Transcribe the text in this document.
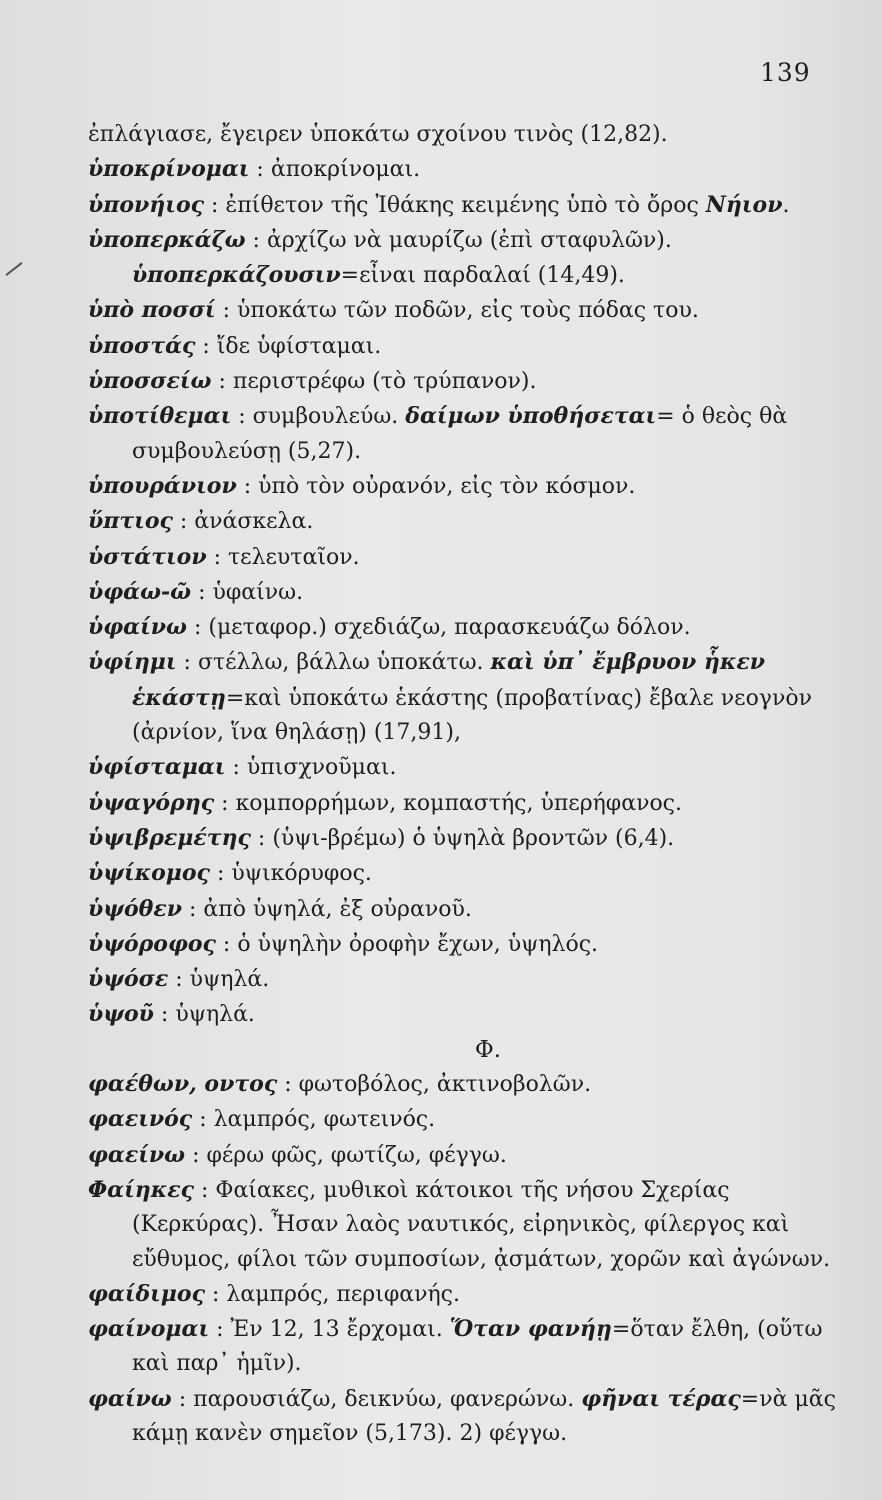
139
ἐπλάγιασε, ἔγειρεν ὑποκάτω σχοίνου τινὸς (12,82).
ὑποκρίνομαι : ἀποκρίνομαι.
ὑπονήιος : ἐπίθετον τῆς Ἰθάκης κειμένης ὑπὸ τὸ ὄρος Νήιον.
ὑποπερκάζω : ἀρχίζω νὰ μαυρίζω (ἐπὶ σταφυλῶν). ὑποπερκάζουσιν=εἶναι παρδαλαί (14,49).
ὑπὸ ποσσί : ὑποκάτω τῶν ποδῶν, εἰς τοὺς πόδας του.
ὑποστάς : ἴδε ὑφίσταμαι.
ὑποσσείω : περιστρέφω (τὸ τρύπανον).
ὑποτίθεμαι : συμβουλεύω. δαίμων ὑποθήσεται= ὁ θεὸς θὰ συμβουλεύσῃ (5,27).
ὑπουράνιον : ὑπὸ τὸν οὐρανόν, εἰς τὸν κόσμον.
ὕπτιος : ἀνάσκελα.
ὑστάτιον : τελευταῖον.
ὑφάω-ῶ : ὑφαίνω.
ὑφαίνω : (μεταφορ.) σχεδιάζω, παρασκευάζω δόλον.
ὑφίημι : στέλλω, βάλλω ὑποκάτω. καὶ ὑπ᾽ ἔμβρυον ἧκεν ἑκάστῃ=καὶ ὑποκάτω ἑκάστης (προβατίνας) ἔβαλε νεογνὸν (ἀρνίον, ἵνα θηλάσῃ) (17,91),
ὑφίσταμαι : ὑπισχνοῦμαι.
ὑψαγόρης : κομπορρήμων, κομπαστής, ὑπερήφανος.
ὑψιβρεμέτης : (ὑψι-βρέμω) ὁ ὑψηλὰ βροντῶν (6,4).
ὑψίκομος : ὑψικόρυφος.
ὑψόθεν : ἀπὸ ὑψηλά, ἐξ οὐρανοῦ.
ὑψόροφος : ὁ ὑψηλὴν ὀροφὴν ἔχων, ὑψηλός.
ὑψόσε : ὑψηλά.
ὑψοῦ : ὑψηλά.
Φ.
φαέθων, οντος : φωτοβόλος, ἀκτινοβολῶν.
φαεινός : λαμπρός, φωτεινός.
φαείνω : φέρω φῶς, φωτίζω, φέγγω.
Φαίηκες : Φαίακες, μυθικοὶ κάτοικοι τῆς νήσου Σχερίας (Κερκύρας). Ἦσαν λαὸς ναυτικός, εἰρηνικὸς, φίλεργος καὶ εὔθυμος, φίλοι τῶν συμποσίων, ᾀσμάτων, χορῶν καὶ ἀγώνων.
φαίδιμος : λαμπρός, περιφανής.
φαίνομαι : Ἐν 12, 13 ἔρχομαι. Ὅταν φανήῃ=ὅταν ἔλθη, (οὕτω καὶ παρ᾽ ἡμῖν).
φαίνω : παρουσιάζω, δεικνύω, φανερώνω. φῆναι τέρας=νὰ μᾶς κάμῃ κανὲν σημεῖον (5,173). 2) φέγγω.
++++++++++++++++++++
SET PROBLEM: All records should be output exactly, with the pictures left out.

RESPONSE FOR THIS EXERCISE:
Transcribe the text in this document.
139
ἐπλάγιασε, ἔγειρεν ὑποκάτω σχοίνου τινὸς (12,82).
ὑποκρίνομαι : ἀποκρίνομαι.
ὑπονήιος : ἐπίθετον τῆς Ἰθάκης κειμένης ὑπὸ τὸ ὄρος Νήιον.
ὑποπερκάζω : ἀρχίζω νὰ μαυρίζω (ἐπὶ σταφυλῶν). ὑποπερκάζουσιν=εἶναι παρδαλαί (14,49).
ὑπὸ ποσσί : ὑποκάτω τῶν ποδῶν, εἰς τοὺς πόδας του.
ὑποστάς : ἴδε ὑφίσταμαι.
ὑποσσείω : περιστρέφω (τὸ τρύπανον).
ὑποτίθεμαι : συμβουλεύω. δαίμων ὑποθήσεται= ὁ θεὸς θὰ συμβουλεύσῃ (5,27).
ὑπουράνιον : ὑπὸ τὸν οὐρανόν, εἰς τὸν κόσμον.
ὕπτιος : ἀνάσκελα.
ὑστάτιον : τελευταῖον.
ὑφάω-ῶ : ὑφαίνω.
ὑφαίνω : (μεταφορ.) σχεδιάζω, παρασκευάζω δόλον.
ὑφίημι : στέλλω, βάλλω ὑποκάτω. καὶ ὑπ᾽ ἔμβρυον ἧκεν ἑκάστῃ=καὶ ὑποκάτω ἑκάστης (προβατίνας) ἔβαλε νεογνὸν (ἀρνίον, ἵνα θηλάσῃ) (17,91),
ὑφίσταμαι : ὑπισχνοῦμαι.
ὑψαγόρης : κομπορρήμων, κομπαστής, ὑπερήφανος.
ὑψιβρεμέτης : (ὑψι-βρέμω) ὁ ὑψηλὰ βροντῶν (6,4).
ὑψίκομος : ὑψικόρυφος.
ὑψόθεν : ἀπὸ ὑψηλά, ἐξ οὐρανοῦ.
ὑψόροφος : ὁ ὑψηλὴν ὀροφὴν ἔχων, ὑψηλός.
ὑψόσε : ὑψηλά.
ὑψοῦ : ὑψηλά.
Φ.
φαέθων, οντος : φωτοβόλος, ἀκτινοβολῶν.
φαεινός : λαμπρός, φωτεινός.
φαείνω : φέρω φῶς, φωτίζω, φέγγω.
Φαίηκες : Φαίακες, μυθικοὶ κάτοικοι τῆς νήσου Σχερίας (Κερκύρας). Ἦσαν λαὸς ναυτικός, εἰρηνικὸς, φίλεργος καὶ εὔθυμος, φίλοι τῶν συμποσίων, ᾀσμάτων, χορῶν καὶ ἀγώνων.
φαίδιμος : λαμπρός, περιφανής.
φαίνομαι : Ἐν 12, 13 ἔρχομαι. Ὅταν φανήῃ=ὅταν ἔλθη, (οὕτω καὶ παρ᾽ ἡμῖν).
φαίνω : παρουσιάζω, δεικνύω, φανερώνω. φῆναι τέρας=νὰ μᾶς κάμῃ κανὲν σημεῖον (5,173). 2) φέγγω.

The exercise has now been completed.